Box coordinate listings:
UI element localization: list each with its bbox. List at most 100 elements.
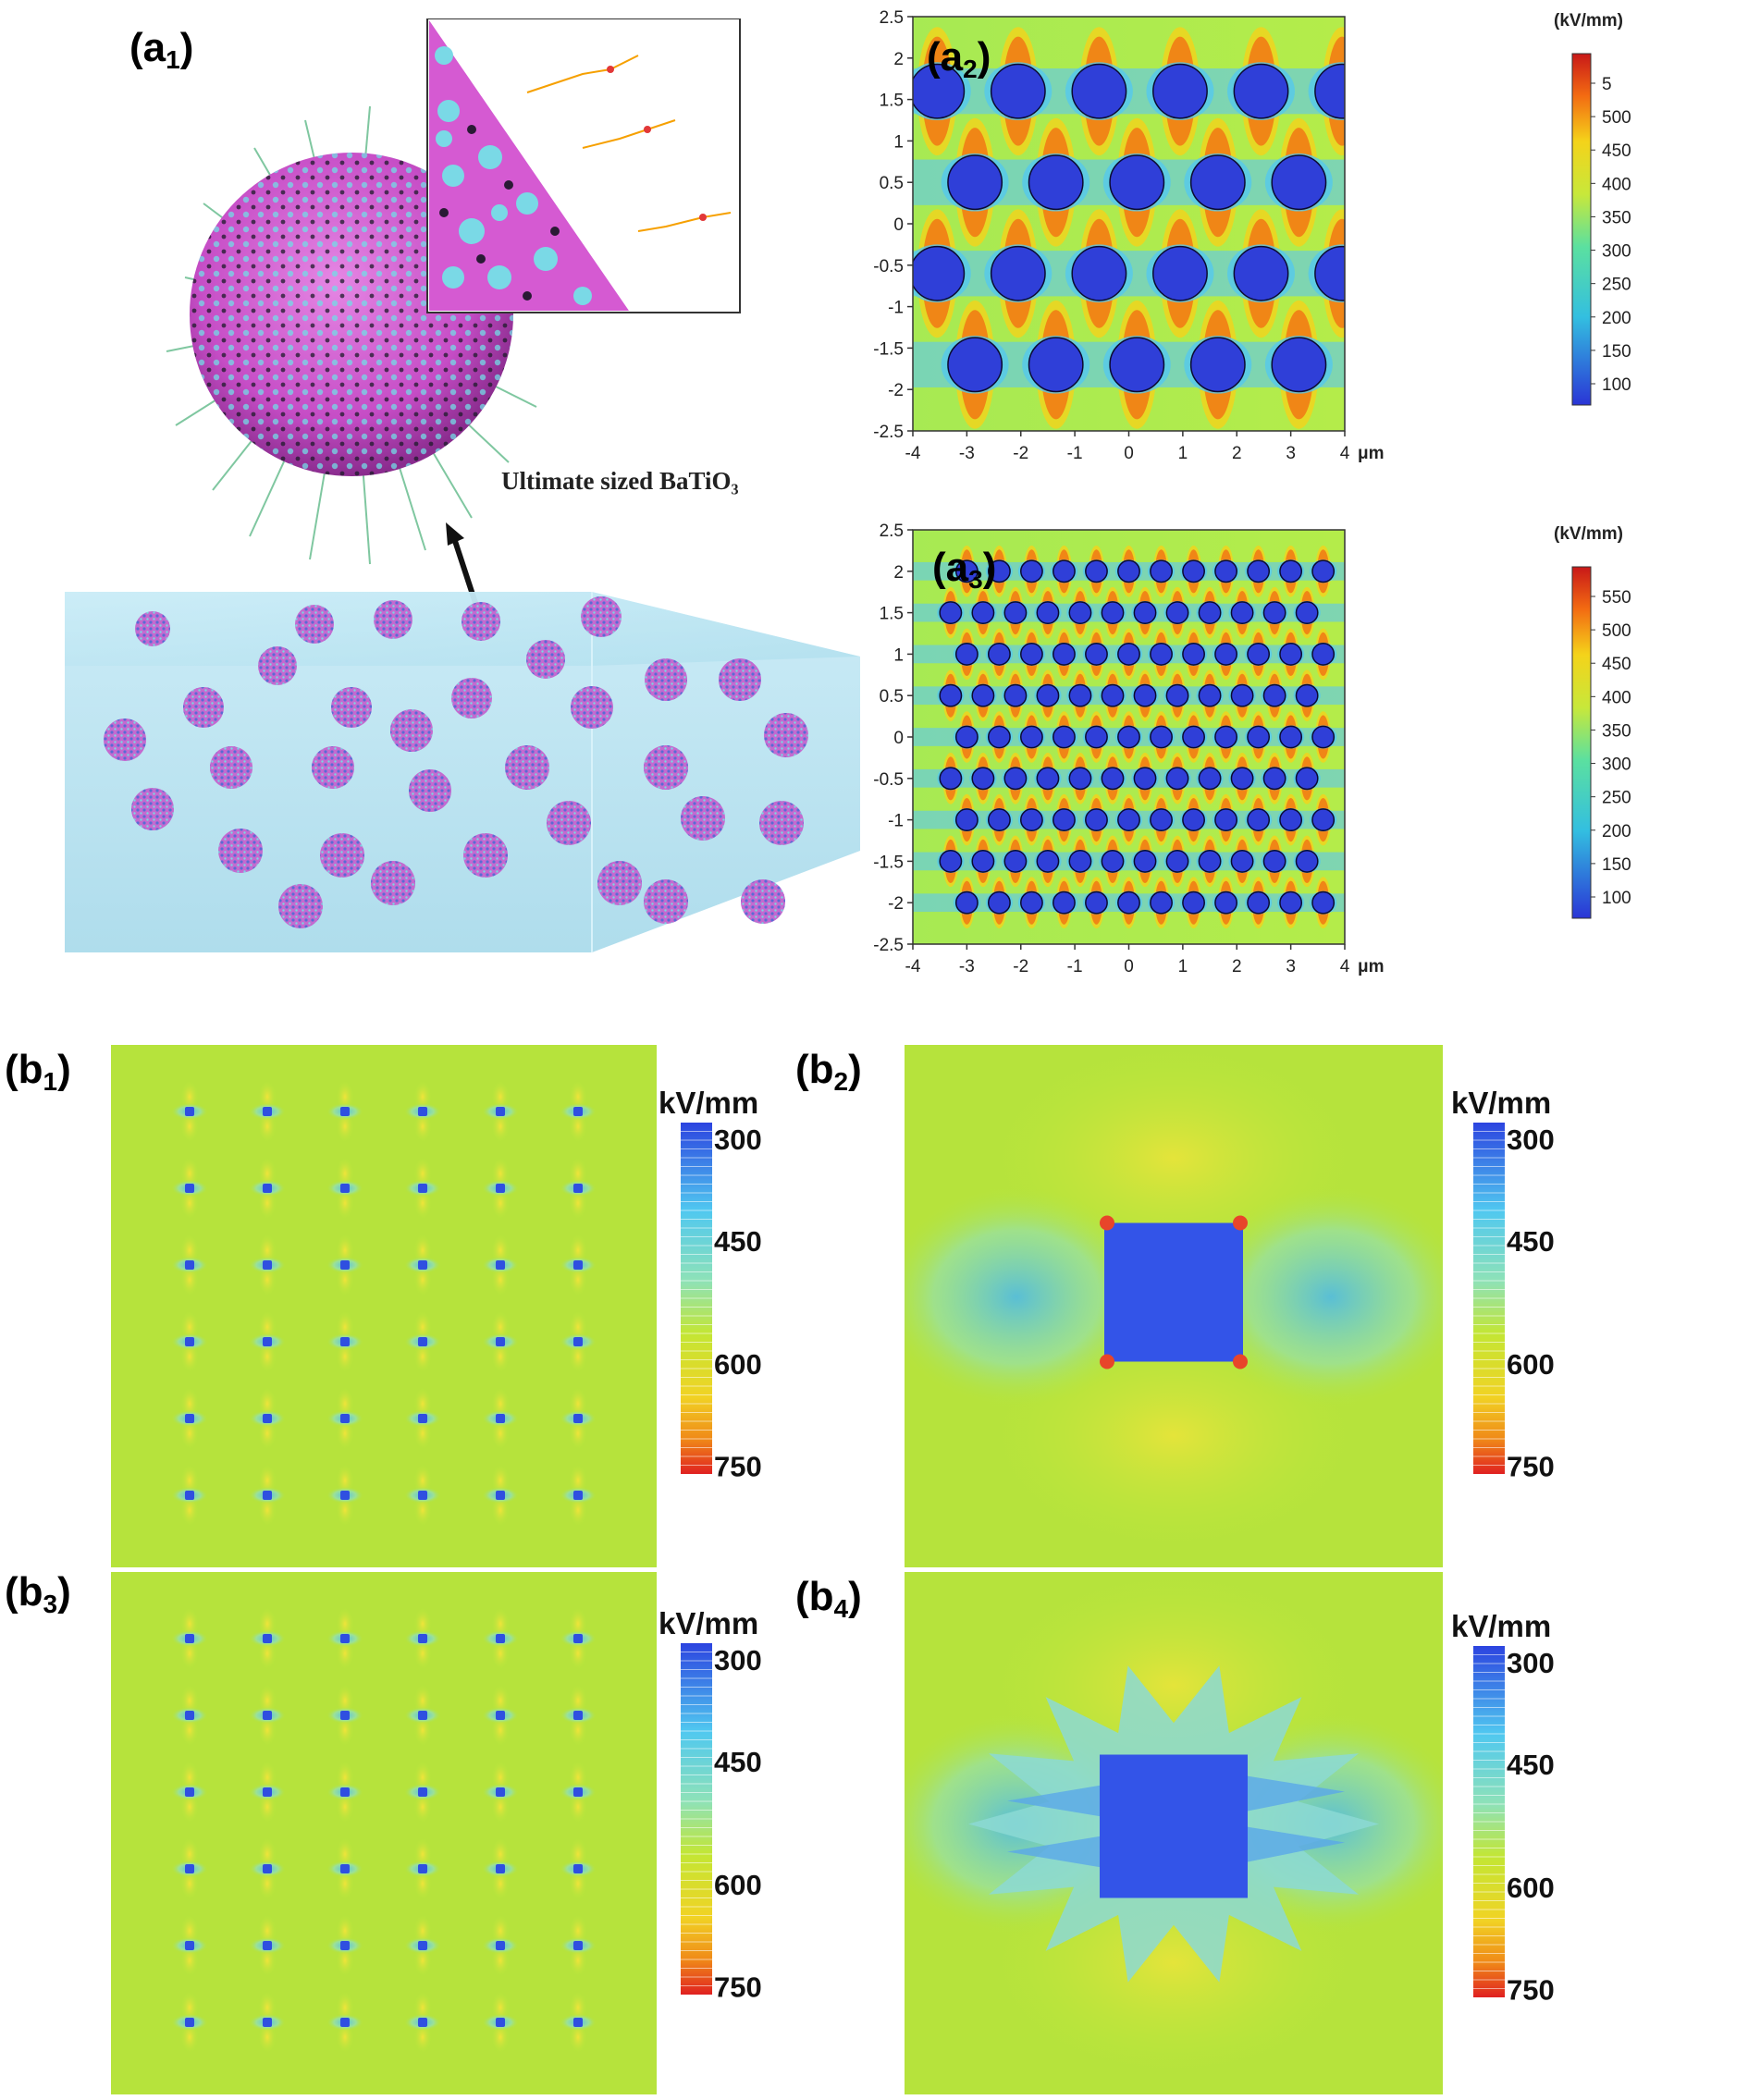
a3-colorbar-tick-5: 300 [1602,755,1631,775]
b1-particle-17 [573,1260,583,1270]
b2-hotspot-2 [1100,1354,1114,1369]
b3-colorbar-tick-0: 300 [714,1644,762,1676]
a3-particle-78 [1150,808,1173,832]
b3-particle-16 [496,1787,505,1797]
a3-particle-94 [1262,849,1286,873]
a3-y-tick-8: -1.5 [873,853,904,872]
b1-particle-35 [573,1491,583,1500]
b3-particle-25 [263,1941,272,1950]
a2-particle-9 [1189,154,1246,211]
b4-colorbar-tick-1: 450 [1507,1749,1555,1781]
panel-label-a3: (a3) [932,545,997,594]
a3-y-tick-9: -2 [888,894,904,914]
a3-particle-84 [939,849,963,873]
a3-x-tick-4: 0 [1124,957,1134,976]
b1-particle-29 [573,1414,583,1423]
a3-x-tick-7: 3 [1286,957,1296,976]
a3-particle-87 [1036,849,1060,873]
a2-y-tick-1: 2 [893,50,904,69]
a3-colorbar-tick-1: 500 [1602,621,1631,641]
a3-particle-49 [987,725,1011,749]
a3-particle-72 [954,808,979,832]
a3-particle-86 [1003,849,1028,873]
a2-particle-11 [913,245,966,301]
a2-particle-10 [1271,154,1327,211]
a2-y-tick-5: 0 [893,215,904,235]
b1-colorbar-tick-1: 450 [714,1225,762,1258]
a3-particle-15 [1036,601,1060,625]
b3-particle-9 [418,1711,427,1720]
b1-particle-15 [418,1260,427,1270]
a3-particle-95 [1295,849,1319,873]
a3-colorbar-tick-9: 100 [1602,889,1631,908]
a3-particle-3 [1052,559,1076,583]
a2-particle-14 [1152,245,1208,301]
a3-particle-22 [1262,601,1286,625]
b1-particle-8 [340,1184,350,1193]
a3-y-tick-3: 1 [893,645,904,665]
a3-particle-19 [1165,601,1189,625]
a3-x-tick-5: 1 [1178,957,1188,976]
a3-particle-34 [1279,642,1303,666]
a3-particle-21 [1230,601,1254,625]
a3-particle-46 [1262,683,1286,707]
b3-particle-28 [496,1941,505,1950]
a3-particle-9 [1247,559,1271,583]
a3-x-tick-3: -1 [1067,957,1083,976]
a2-y-tick-3: 1 [893,132,904,152]
a3-particle-92 [1198,849,1222,873]
a3-particle-67 [1165,767,1189,791]
a2-y-tick-4: 0.5 [880,174,904,193]
field-map-b4 [905,1572,1443,2094]
a3-particle-1 [987,559,1011,583]
a3-y-tick-1: 2 [893,563,904,583]
b1-particle-34 [496,1491,505,1500]
a3-particle-13 [971,601,995,625]
a3-particle-20 [1198,601,1222,625]
b4-colorbar-tick-0: 300 [1507,1647,1555,1679]
a2-x-tick-3: -1 [1067,444,1083,463]
b3-particle-35 [573,2018,583,2027]
b1-field-background [111,1045,657,1567]
b3-particle-21 [418,1864,427,1873]
a3-particle-62 [1003,767,1028,791]
embedded-nanoparticles [104,596,808,928]
a3-particle-23 [1295,601,1319,625]
b1-particle-3 [418,1107,427,1116]
a2-particle-17 [947,337,1003,393]
b1-particle-31 [263,1491,272,1500]
a3-particle-105 [1247,890,1271,915]
a3-particle-71 [1295,767,1319,791]
a2-y-tick-8: -1.5 [873,339,904,359]
b1-particle-27 [418,1414,427,1423]
a3-particle-47 [1295,683,1319,707]
batio3-caption: Ultimate sized BaTiO₃ [501,467,739,495]
b1-particle-22 [496,1337,505,1346]
colorbar-b4: kV/mm 300 450 600 750 [1447,1607,1577,2009]
a3-particle-17 [1101,601,1125,625]
b1-particle-20 [340,1337,350,1346]
a3-colorbar-tick-0: 550 [1602,588,1631,608]
a3-particle-54 [1150,725,1173,749]
b1-particle-12 [185,1260,194,1270]
a3-particle-65 [1101,767,1125,791]
a2-y-tick-7: -1 [888,299,904,318]
b3-particle-2 [340,1634,350,1643]
a3-colorbar-tick-8: 150 [1602,855,1631,875]
a3-particle-0 [954,559,979,583]
a3-particle-90 [1133,849,1157,873]
a3-particle-48 [954,725,979,749]
a3-particle-59 [1311,725,1336,749]
b3-particle-13 [263,1787,272,1797]
b3-particle-22 [496,1864,505,1873]
b3-particle-1 [263,1634,272,1643]
a3-particle-36 [939,683,963,707]
a3-y-tick-10: -2.5 [873,936,904,955]
b3-particle-20 [340,1864,350,1873]
b3-particle-24 [185,1941,194,1950]
a3-x-tick-6: 2 [1232,957,1242,976]
a2-x-tick-6: 2 [1232,444,1242,463]
b2-hotspot-1 [1233,1215,1248,1231]
b3-particle-32 [340,2018,350,2027]
b3-particle-4 [496,1634,505,1643]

| Written instruction |
Rewrite every line of the records above as a numbered list, skipping blank lines and leaving the pictures out.

| Reply to the task |
1. UI element localization: list each with its bbox. List at most 100 elements.
2. a3-colorbar-tick-5: 300 [1602,755,1631,775]
3. b1-particle-17 [573,1260,583,1270]
4. b2-hotspot-2 [1100,1354,1114,1369]
5. b3-colorbar-tick-0: 300 [714,1644,762,1676]
6. a3-particle-78 [1150,808,1173,832]
7. b3-particle-16 [496,1787,505,1797]
8. a3-particle-94 [1262,849,1286,873]
9. a3-y-tick-8: -1.5 [873,853,904,872]
10. b1-particle-35 [573,1491,583,1500]
11. b3-particle-25 [263,1941,272,1950]
12. a2-particle-9 [1189,154,1246,211]
13. b4-colorbar-tick-1: 450 [1507,1749,1555,1781]
14. panel-label-a3: (a3) [932,545,997,594]
15. a3-y-tick-9: -2 [888,894,904,914]
16. a3-particle-84 [939,849,963,873]
17. a3-x-tick-4: 0 [1124,957,1134,976]
18. b1-particle-29 [573,1414,583,1423]
19. a3-x-tick-7: 3 [1286,957,1296,976]
20. a3-particle-87 [1036,849,1060,873]
21. a2-y-tick-1: 2 [893,50,904,69]
22. a3-colorbar-tick-1: 500 [1602,621,1631,641]
23. a3-particle-49 [987,725,1011,749]
24. a3-particle-72 [954,808,979,832]
25. a3-particle-86 [1003,849,1028,873]
26. a2-particle-11 [913,245,966,301]
27. a2-particle-10 [1271,154,1327,211]
28. a2-y-tick-5: 0 [893,215,904,235]
29. b1-colorbar-tick-1: 450 [714,1225,762,1258]
30. a3-particle-15 [1036,601,1060,625]
31. b3-particle-9 [418,1711,427,1720]
32. b1-particle-15 [418,1260,427,1270]
33. a3-particle-95 [1295,849,1319,873]
34. a3-colorbar-tick-9: 100 [1602,889,1631,908]
35. a3-particle-3 [1052,559,1076,583]
36. a2-particle-14 [1152,245,1208,301]
37. a3-particle-22 [1262,601,1286,625]
38. b1-particle-8 [340,1184,350,1193]
39. a3-y-tick-3: 1 [893,645,904,665]
40. a3-particle-19 [1165,601,1189,625]
41. a3-x-tick-5: 1 [1178,957,1188,976]
42. a3-particle-34 [1279,642,1303,666]
43. a3-particle-21 [1230,601,1254,625]
44. a3-particle-46 [1262,683,1286,707]
45. b3-particle-28 [496,1941,505,1950]
46. a3-particle-9 [1247,559,1271,583]
47. a3-x-tick-3: -1 [1067,957,1083,976]
48. a2-y-tick-3: 1 [893,132,904,152]
49. a3-particle-92 [1198,849,1222,873]
50. a3-particle-67 [1165,767,1189,791]
51. a2-y-tick-4: 0.5 [880,174,904,193]
52. field-map-b4 [905,1572,1443,2094]
53. a3-particle-1 [987,559,1011,583]
54. a3-y-tick-1: 2 [893,563,904,583]
55. b1-particle-34 [496,1491,505,1500]
56. a3-particle-13 [971,601,995,625]
57. a3-particle-20 [1198,601,1222,625]
58. b4-colorbar-tick-0: 300 [1507,1647,1555,1679]
59. a2-x-tick-3: -1 [1067,444,1083,463]
60. b3-particle-35 [573,2018,583,2027]
61. b1-field-background [111,1045,657,1567]
62. b3-particle-21 [418,1864,427,1873]
63. a3-particle-62 [1003,767,1028,791]
64. embedded-nanoparticles [104,596,808,928]
65. a3-particle-23 [1295,601,1319,625]
66. b1-particle-3 [418,1107,427,1116]
67. a2-particle-17 [947,337,1003,393]
68. b1-particle-31 [263,1491,272,1500]
69. a3-particle-105 [1247,890,1271,915]
70. a3-particle-71 [1295,767,1319,791]
71. a2-y-tick-8: -1.5 [873,339,904,359]
72. b1-particle-27 [418,1414,427,1423]
73. a3-particle-47 [1295,683,1319,707]
74. batio3-caption: Ultimate sized BaTiO₃ [501,467,739,495]
75. b1-particle-22 [496,1337,505,1346]
76. colorbar-b4: kV/mm 300 450 600 750 [1447,1607,1577,2009]
77. a3-particle-17 [1101,601,1125,625]
78. b1-particle-20 [340,1337,350,1346]
79. a3-colorbar-tick-0: 550 [1602,588,1631,608]
80. a3-particle-54 [1150,725,1173,749]
81. b1-particle-12 [185,1260,194,1270]
82. a3-particle-65 [1101,767,1125,791]
83. a2-y-tick-7: -1 [888,299,904,318]
84. b3-particle-2 [340,1634,350,1643]
85. a3-colorbar-tick-8: 150 [1602,855,1631,875]
86. a3-particle-0 [954,559,979,583]
87. a3-particle-90 [1133,849,1157,873]
88. a3-particle-48 [954,725,979,749]
89. a3-particle-59 [1311,725,1336,749]
90. b3-particle-13 [263,1787,272,1797]
91. b3-particle-22 [496,1864,505,1873]
92. b3-particle-1 [263,1634,272,1643]
93. a3-particle-36 [939,683,963,707]
94. a3-y-tick-10: -2.5 [873,936,904,955]
95. b3-particle-20 [340,1864,350,1873]
96. b3-particle-24 [185,1941,194,1950]
97. a3-x-tick-6: 2 [1232,957,1242,976]
98. a2-x-tick-6: 2 [1232,444,1242,463]
99. b2-hotspot-1 [1233,1215,1248,1231]
100. b3-particle-32 [340,2018,350,2027]
101. b3-particle-4 [496,1634,505,1643]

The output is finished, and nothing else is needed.